• **What the task requires**:
Identify each line in the records below that contains the word "ЧонГук", and copy it.

### Data lines ###

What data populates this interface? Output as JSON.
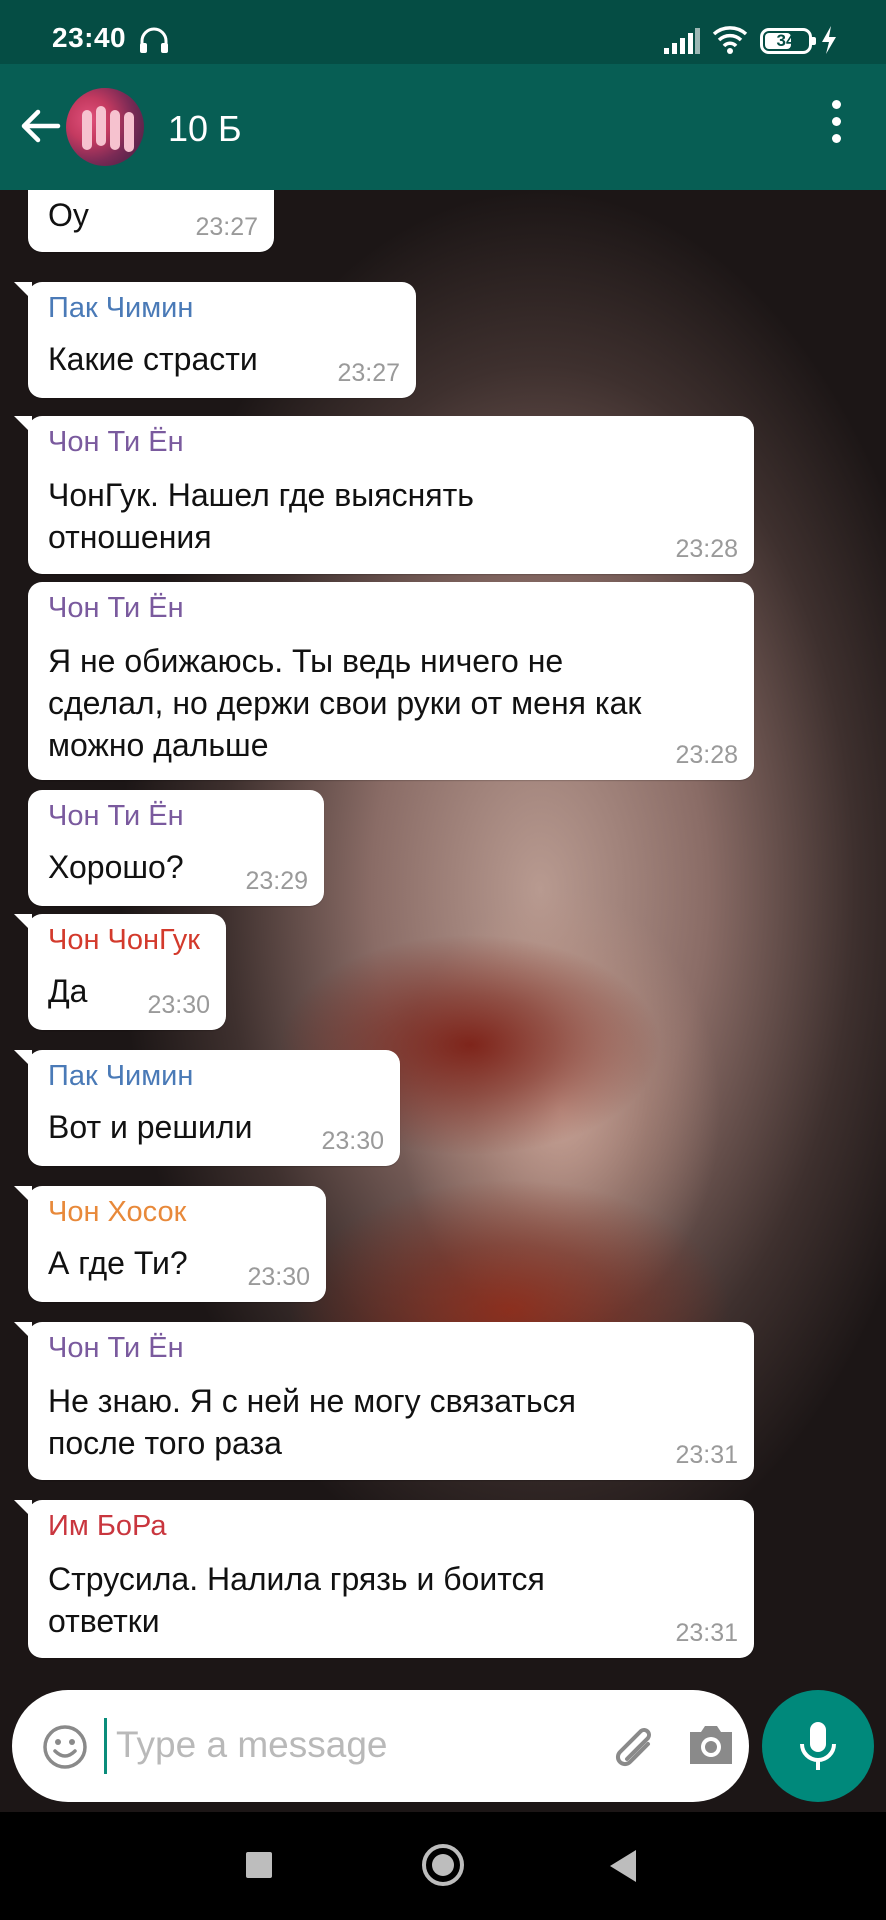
{
  "status_bar": {
    "time": "23:40",
    "battery": "34",
    "icons": [
      "headphones-icon",
      "signal-icon",
      "wifi-icon",
      "battery-icon",
      "charging-bolt-icon"
    ]
  },
  "header": {
    "title": "10 Б",
    "icons": [
      "back-arrow-icon",
      "group-avatar",
      "overflow-menu-icon"
    ]
  },
  "colors": {
    "header": "#075e54",
    "status_bar": "#054d44",
    "mic_button": "#00897b",
    "bubble": "#ffffff",
    "timestamp": "#9a9a9a"
  },
  "messages": [
    {
      "sender": "",
      "text": "Оу",
      "time": "23:27"
    },
    {
      "sender": "Пак Чимин",
      "sender_color": "#4a7ab7",
      "text": "Какие страсти",
      "time": "23:27"
    },
    {
      "sender": "Чон Ти Ён",
      "sender_color": "#7a5a9e",
      "text": "ЧонГук. Нашел где выяснять\nотношения",
      "time": "23:28"
    },
    {
      "sender": "Чон Ти Ён",
      "sender_color": "#7a5a9e",
      "text": "Я не обижаюсь. Ты ведь ничего не\nсделал, но держи свои руки от меня как\nможно дальше",
      "time": "23:28"
    },
    {
      "sender": "Чон Ти Ён",
      "sender_color": "#7a5a9e",
      "text": "Хорошо?",
      "time": "23:29"
    },
    {
      "sender": "Чон ЧонГук",
      "sender_color": "#d33a2c",
      "text": "Да",
      "time": "23:30"
    },
    {
      "sender": "Пак Чимин",
      "sender_color": "#4a7ab7",
      "text": "Вот и решили",
      "time": "23:30"
    },
    {
      "sender": "Чон Хосок",
      "sender_color": "#e8893a",
      "text": "А где Ти?",
      "time": "23:30"
    },
    {
      "sender": "Чон Ти Ён",
      "sender_color": "#7a5a9e",
      "text": "Не знаю. Я с ней не могу связаться\nпосле того раза",
      "time": "23:31"
    },
    {
      "sender": "Им БоРа",
      "sender_color": "#c9363e",
      "text": "Струсила. Налила грязь и боится\nответки",
      "time": "23:31"
    }
  ],
  "input": {
    "placeholder": "Type a message",
    "icons": [
      "emoji-icon",
      "attach-icon",
      "camera-icon",
      "mic-icon"
    ]
  },
  "nav_bar": {
    "icons": [
      "recents-icon",
      "home-icon",
      "back-icon"
    ]
  }
}
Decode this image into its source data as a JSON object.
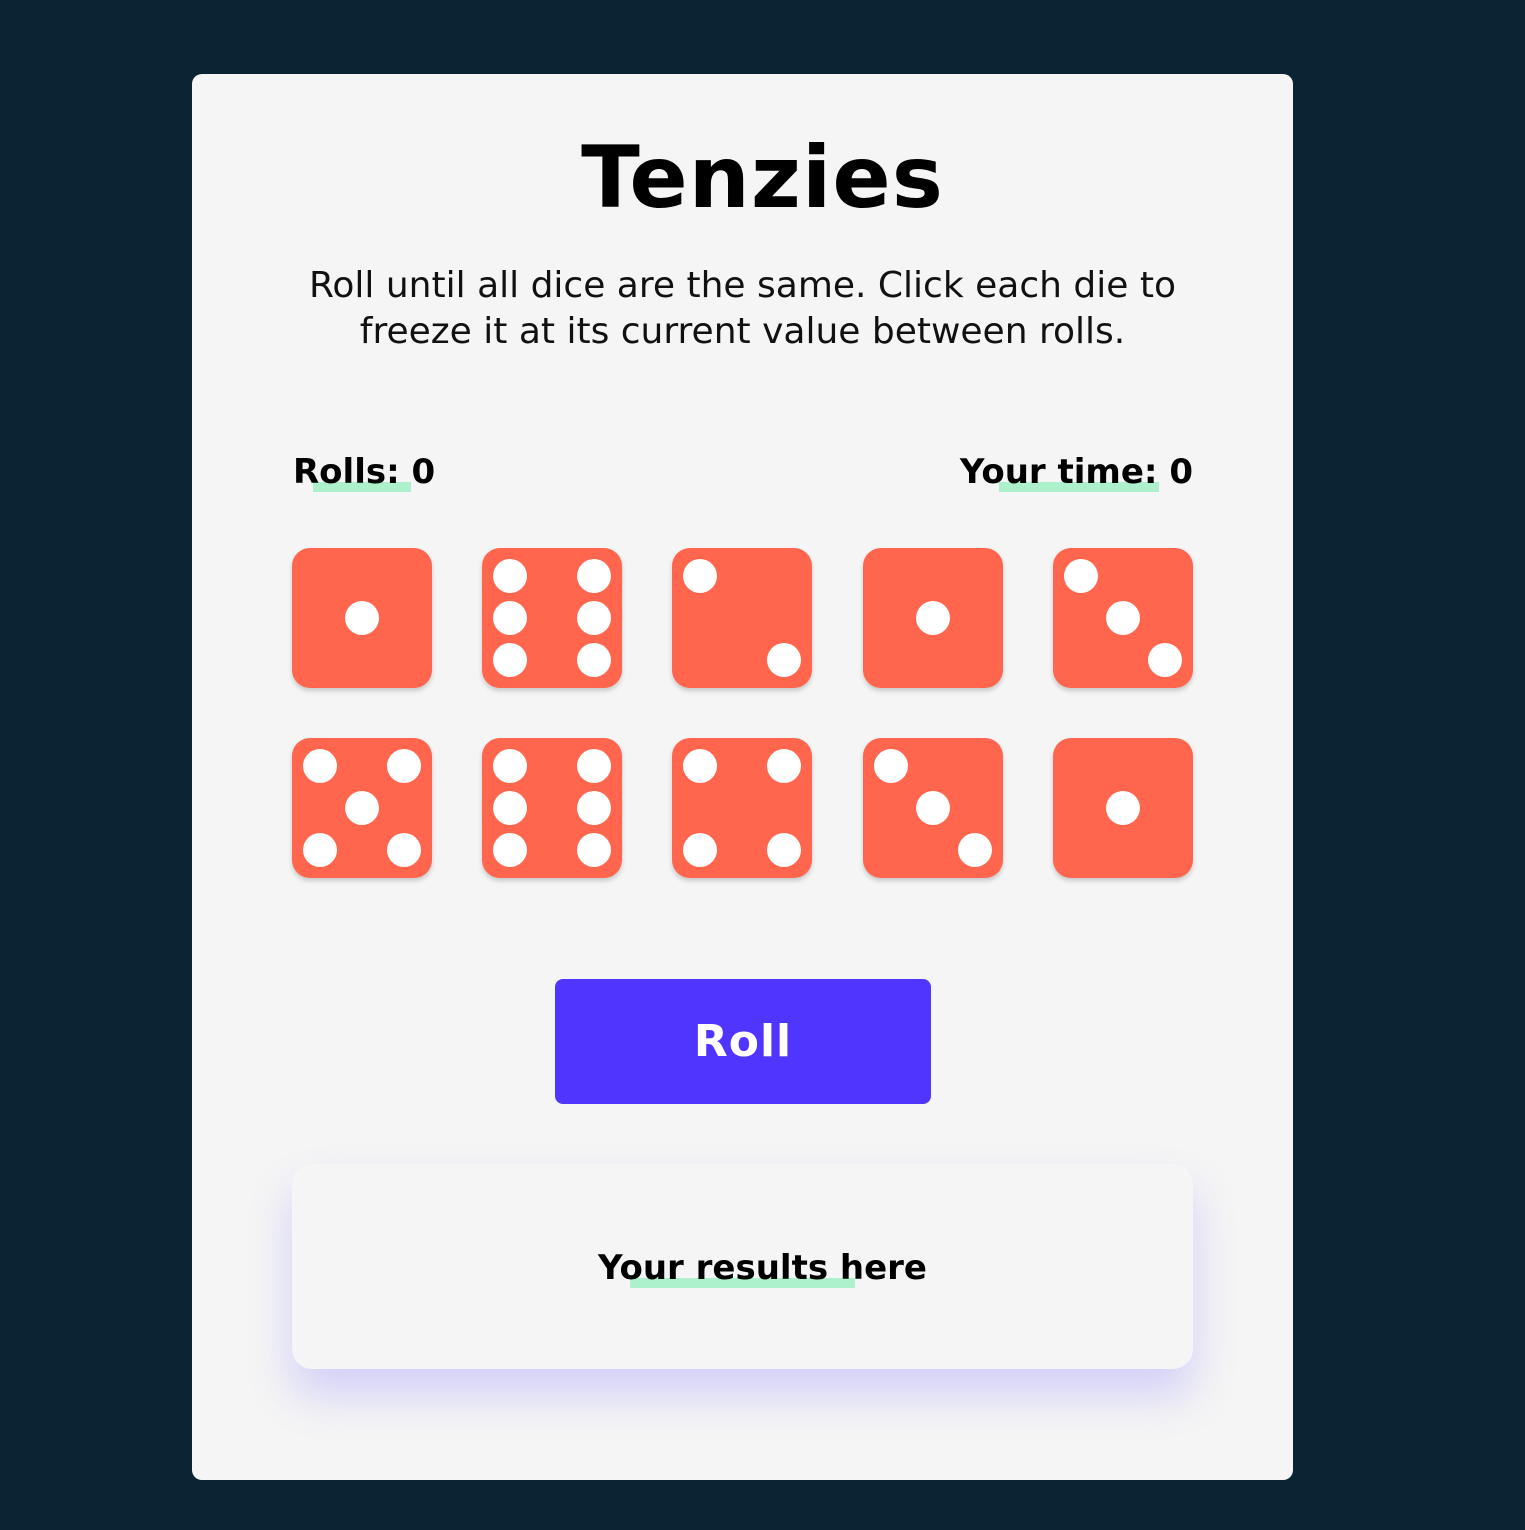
{
  "game": {
    "title": "Tenzies",
    "instructions": "Roll until all dice are the same. Click each die to freeze it at its current value between rolls.",
    "rolls_label": "Rolls: 0",
    "time_label": "Your time: 0",
    "roll_button_label": "Roll",
    "results_text": "Your results here",
    "dice": [
      1,
      6,
      2,
      1,
      3,
      5,
      6,
      4,
      3,
      1
    ],
    "colors": {
      "background": "#0b2434",
      "card": "#f5f5f5",
      "die": "#ff664d",
      "pip": "#ffffff",
      "button": "#5035ff",
      "highlight": "#adf0cc"
    }
  }
}
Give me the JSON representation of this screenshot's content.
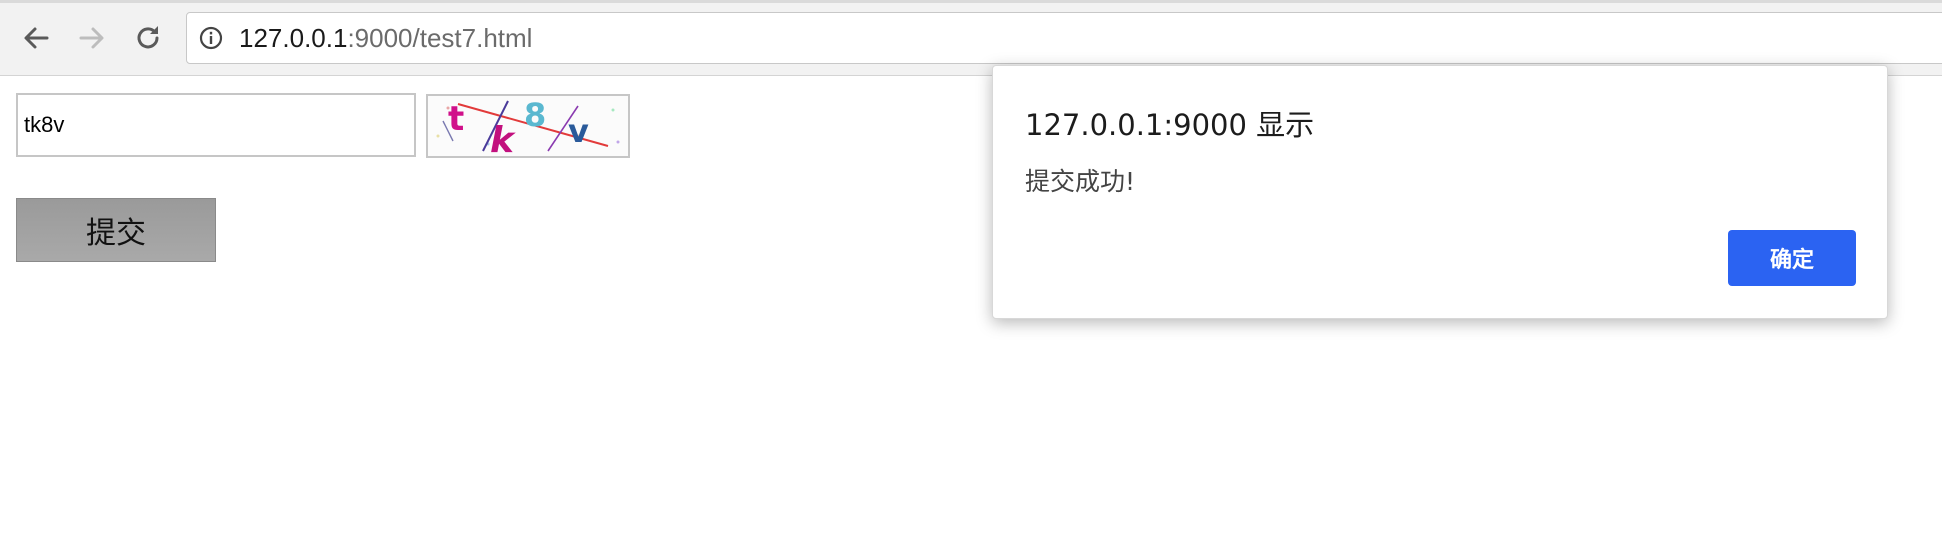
{
  "browser": {
    "url_host": "127.0.0.1",
    "url_rest": ":9000/test7.html",
    "back_icon": "back-arrow-icon",
    "forward_icon": "forward-arrow-icon",
    "reload_icon": "reload-icon",
    "site_info_icon": "info-icon"
  },
  "page": {
    "captcha_input_value": "tk8v",
    "captcha_image_text": "tk8v",
    "submit_label": "提交"
  },
  "dialog": {
    "title": "127.0.0.1:9000 显示",
    "message": "提交成功!",
    "ok_label": "确定",
    "ok_color": "#2b63f2"
  }
}
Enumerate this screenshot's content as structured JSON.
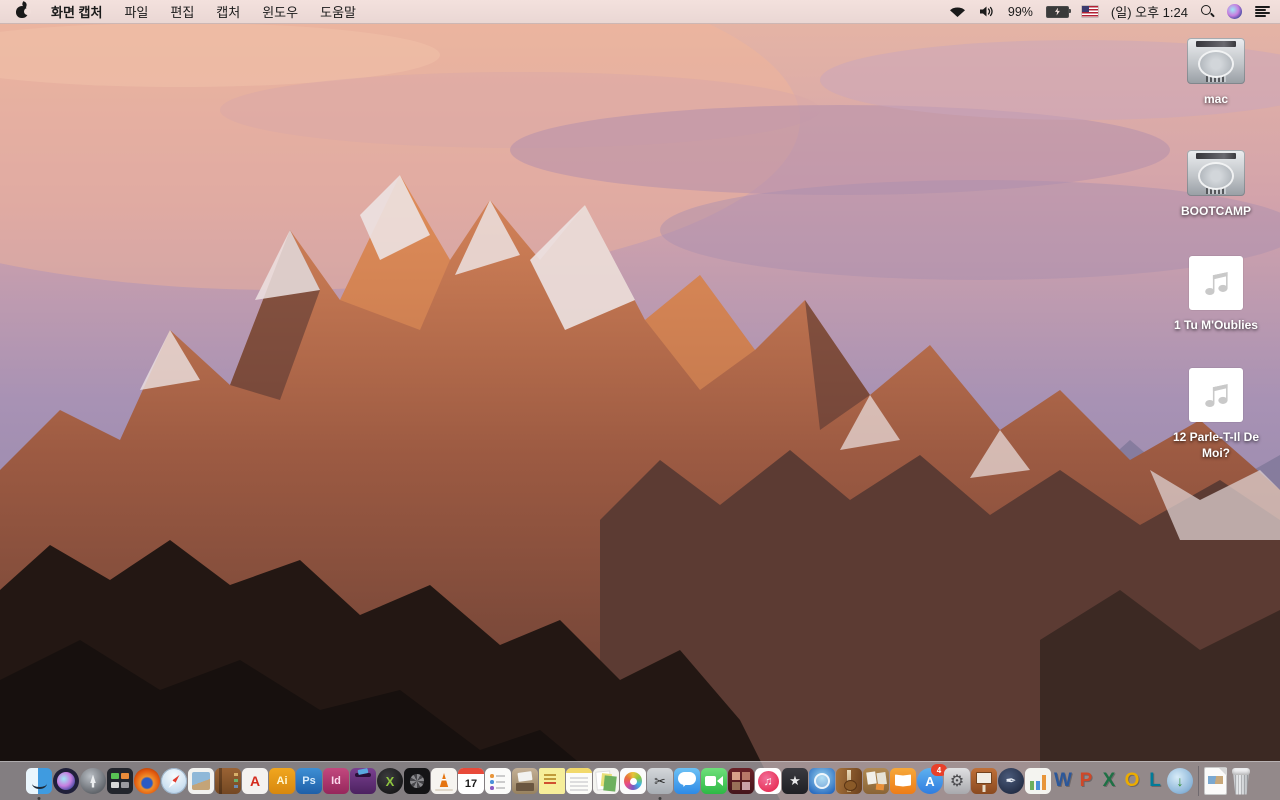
{
  "menu_bar": {
    "app_menu": "화면 캡처",
    "menus": [
      "파일",
      "편집",
      "캡처",
      "윈도우",
      "도움말"
    ],
    "status": {
      "battery_percent": "99%",
      "clock": "(일) 오후 1:24"
    }
  },
  "desktop": {
    "icons": [
      {
        "label": "mac",
        "type": "hard-drive"
      },
      {
        "label": "BOOTCAMP",
        "type": "hard-drive"
      },
      {
        "label": "1 Tu M'Oublies",
        "type": "audio-file"
      },
      {
        "label": "12 Parle-T-Il De Moi?",
        "type": "audio-file"
      }
    ]
  },
  "dock": {
    "apps": [
      "finder",
      "siri",
      "launchpad",
      "mission-control",
      "firefox",
      "safari",
      "preview",
      "contacts",
      "adobe-acrobat",
      "adobe-illustrator",
      "adobe-photoshop",
      "adobe-indesign",
      "toast-titanium",
      "x-utility",
      "disk-utility",
      "vlc",
      "calendar",
      "reminders",
      "document-inbox",
      "stickies",
      "notes",
      "iwork-documents",
      "photos",
      "grab-screen-capture",
      "messages",
      "facetime",
      "photo-booth",
      "itunes",
      "imovie",
      "idvd",
      "garageband",
      "corkboard-kit",
      "ibooks",
      "app-store",
      "system-preferences",
      "keynote",
      "pages",
      "numbers",
      "ms-word",
      "ms-powerpoint",
      "ms-excel",
      "ms-outlook",
      "ms-lync",
      "web-downloader",
      "document-file",
      "trash"
    ],
    "running": [
      "finder",
      "grab-screen-capture"
    ],
    "glyphs": {
      "acrobat": "A",
      "illustrator": "Ai",
      "photoshop": "Ps",
      "indesign": "Id",
      "x_utility": "X",
      "calendar_day": "17",
      "grab": "✂",
      "itunes": "♫",
      "imovie": "★",
      "app_store": "A",
      "app_store_badge": "4",
      "system_prefs": "⚙",
      "pages": "✒",
      "word": "W",
      "powerpoint": "P",
      "excel": "X",
      "outlook": "O",
      "lync": "L",
      "downloader": "↓"
    }
  },
  "colors": {
    "menu_bar_bg": "#efdcd8",
    "dock_bg": "rgba(211,207,214,0.58)",
    "sky_top": "#e7b6a4",
    "sky_bottom": "#8e85ab",
    "mountain_sunlit": "#d8865a",
    "mountain_shadow": "#5e3a32",
    "foreground_rock": "#231713",
    "label_text": "#ffffff"
  }
}
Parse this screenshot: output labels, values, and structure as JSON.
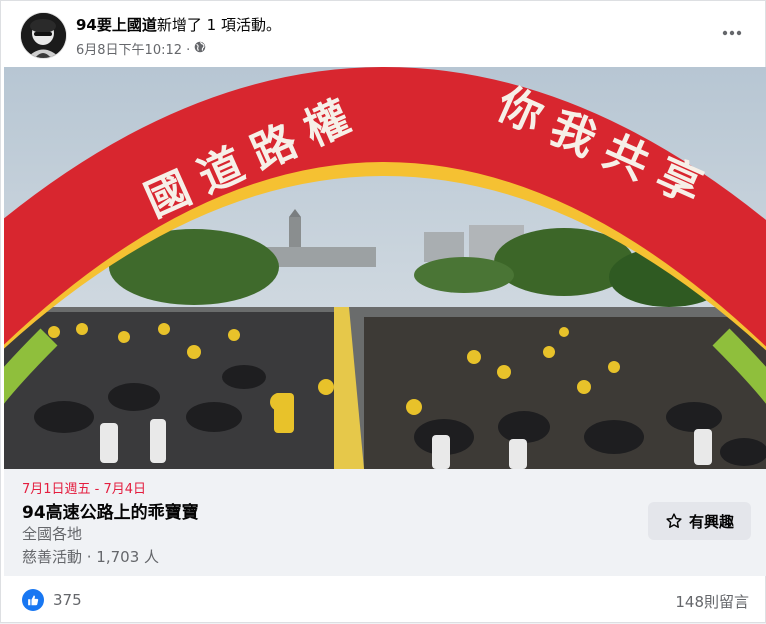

###

• **Answer for this exercise**:
      "text": "ЧонГук. Нашел где выяснять\nотношения",
      "sender": "Чон ЧонГук",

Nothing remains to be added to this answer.